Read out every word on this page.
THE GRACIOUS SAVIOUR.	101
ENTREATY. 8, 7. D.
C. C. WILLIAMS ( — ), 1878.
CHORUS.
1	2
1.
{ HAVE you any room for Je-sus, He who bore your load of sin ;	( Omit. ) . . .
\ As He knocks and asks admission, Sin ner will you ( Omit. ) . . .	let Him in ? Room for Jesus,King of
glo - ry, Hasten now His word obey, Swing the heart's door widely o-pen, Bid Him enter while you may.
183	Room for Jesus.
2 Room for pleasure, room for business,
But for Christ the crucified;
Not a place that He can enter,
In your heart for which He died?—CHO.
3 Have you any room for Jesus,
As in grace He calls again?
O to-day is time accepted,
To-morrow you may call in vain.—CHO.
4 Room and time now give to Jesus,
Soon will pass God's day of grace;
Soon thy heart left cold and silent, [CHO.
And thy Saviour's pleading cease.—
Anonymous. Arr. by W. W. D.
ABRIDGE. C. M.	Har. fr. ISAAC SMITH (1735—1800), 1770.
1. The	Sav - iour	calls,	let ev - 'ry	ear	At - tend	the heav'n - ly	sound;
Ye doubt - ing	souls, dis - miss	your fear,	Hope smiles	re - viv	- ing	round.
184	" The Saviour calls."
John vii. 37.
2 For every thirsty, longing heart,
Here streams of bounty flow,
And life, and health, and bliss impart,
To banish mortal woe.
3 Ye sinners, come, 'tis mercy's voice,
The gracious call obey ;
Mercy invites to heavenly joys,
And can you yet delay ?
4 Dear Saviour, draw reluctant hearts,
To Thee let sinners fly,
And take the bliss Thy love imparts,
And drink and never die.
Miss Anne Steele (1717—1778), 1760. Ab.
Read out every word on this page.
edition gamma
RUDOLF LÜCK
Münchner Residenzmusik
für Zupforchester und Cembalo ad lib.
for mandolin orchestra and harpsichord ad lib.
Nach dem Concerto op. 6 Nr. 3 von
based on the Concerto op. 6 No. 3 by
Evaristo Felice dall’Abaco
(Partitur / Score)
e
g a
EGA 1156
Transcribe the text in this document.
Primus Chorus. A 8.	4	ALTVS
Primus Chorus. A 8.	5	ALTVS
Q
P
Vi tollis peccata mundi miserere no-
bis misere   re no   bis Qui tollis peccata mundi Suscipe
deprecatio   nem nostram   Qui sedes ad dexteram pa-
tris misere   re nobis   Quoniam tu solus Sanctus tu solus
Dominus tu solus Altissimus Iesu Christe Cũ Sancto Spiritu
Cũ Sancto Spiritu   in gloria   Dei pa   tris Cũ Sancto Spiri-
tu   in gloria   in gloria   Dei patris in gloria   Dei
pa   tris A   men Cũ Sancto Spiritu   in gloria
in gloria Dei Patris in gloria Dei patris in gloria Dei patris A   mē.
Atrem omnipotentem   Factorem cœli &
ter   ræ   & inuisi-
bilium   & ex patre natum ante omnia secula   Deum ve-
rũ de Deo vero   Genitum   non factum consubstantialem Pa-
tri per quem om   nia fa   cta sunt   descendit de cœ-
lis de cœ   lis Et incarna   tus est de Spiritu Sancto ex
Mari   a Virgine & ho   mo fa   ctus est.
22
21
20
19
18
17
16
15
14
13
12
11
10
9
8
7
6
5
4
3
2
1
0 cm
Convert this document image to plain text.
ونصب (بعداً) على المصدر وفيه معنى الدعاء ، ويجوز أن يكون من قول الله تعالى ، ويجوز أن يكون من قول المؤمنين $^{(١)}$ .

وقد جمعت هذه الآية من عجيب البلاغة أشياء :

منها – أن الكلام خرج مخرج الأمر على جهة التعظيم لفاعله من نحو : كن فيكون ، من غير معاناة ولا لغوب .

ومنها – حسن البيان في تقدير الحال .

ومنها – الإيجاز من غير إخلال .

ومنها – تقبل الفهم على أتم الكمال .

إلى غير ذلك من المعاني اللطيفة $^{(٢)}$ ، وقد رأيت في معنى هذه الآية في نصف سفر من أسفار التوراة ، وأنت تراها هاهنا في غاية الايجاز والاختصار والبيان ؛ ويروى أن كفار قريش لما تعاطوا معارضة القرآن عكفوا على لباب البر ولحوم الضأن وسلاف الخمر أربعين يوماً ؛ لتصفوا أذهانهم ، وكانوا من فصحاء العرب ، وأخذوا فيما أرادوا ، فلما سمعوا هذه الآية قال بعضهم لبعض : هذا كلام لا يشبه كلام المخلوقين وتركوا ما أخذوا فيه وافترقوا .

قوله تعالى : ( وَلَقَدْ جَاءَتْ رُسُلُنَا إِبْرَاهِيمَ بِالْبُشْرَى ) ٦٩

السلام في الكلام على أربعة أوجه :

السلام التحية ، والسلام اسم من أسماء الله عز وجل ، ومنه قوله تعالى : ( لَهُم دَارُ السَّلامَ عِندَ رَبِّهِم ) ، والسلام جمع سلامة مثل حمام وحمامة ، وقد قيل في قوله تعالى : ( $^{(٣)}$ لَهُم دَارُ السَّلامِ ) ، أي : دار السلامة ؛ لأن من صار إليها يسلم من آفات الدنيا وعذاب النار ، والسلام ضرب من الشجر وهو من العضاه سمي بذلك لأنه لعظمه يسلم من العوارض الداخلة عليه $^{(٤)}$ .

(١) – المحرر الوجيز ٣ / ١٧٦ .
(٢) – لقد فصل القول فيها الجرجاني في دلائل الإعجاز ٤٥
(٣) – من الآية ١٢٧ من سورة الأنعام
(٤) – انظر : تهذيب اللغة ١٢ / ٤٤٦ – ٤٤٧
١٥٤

— Exercise requirements —
Search the data above for the word "الآية", then gather each line in which it appears.

— Full answer —
وقد جمعت هذه الآية من عجيب البلاغة أشياء :
إلى غير ذلك من المعاني اللطيفة $^{(٢)}$ ، وقد رأيت في معنى هذه الآية في نصف سفر من أسفار التوراة ، وأنت تراها هاهنا في غاية الايجاز والاختصار والبيان ؛ ويروى أن كفار قريش لما تعاطوا معارضة القرآن عكفوا على لباب البر ولحوم الضأن وسلاف الخمر أربعين يوماً ؛ لتصفوا أذهانهم ، وكانوا من فصحاء العرب ، وأخذوا فيما أرادوا ، فلما سمعوا هذه الآية قال بعضهم لبعض : هذا كلام لا يشبه كلام المخلوقين وتركوا ما أخذوا فيه وافترقوا .
(٣) – من الآية ١٢٧ من سورة الأنعام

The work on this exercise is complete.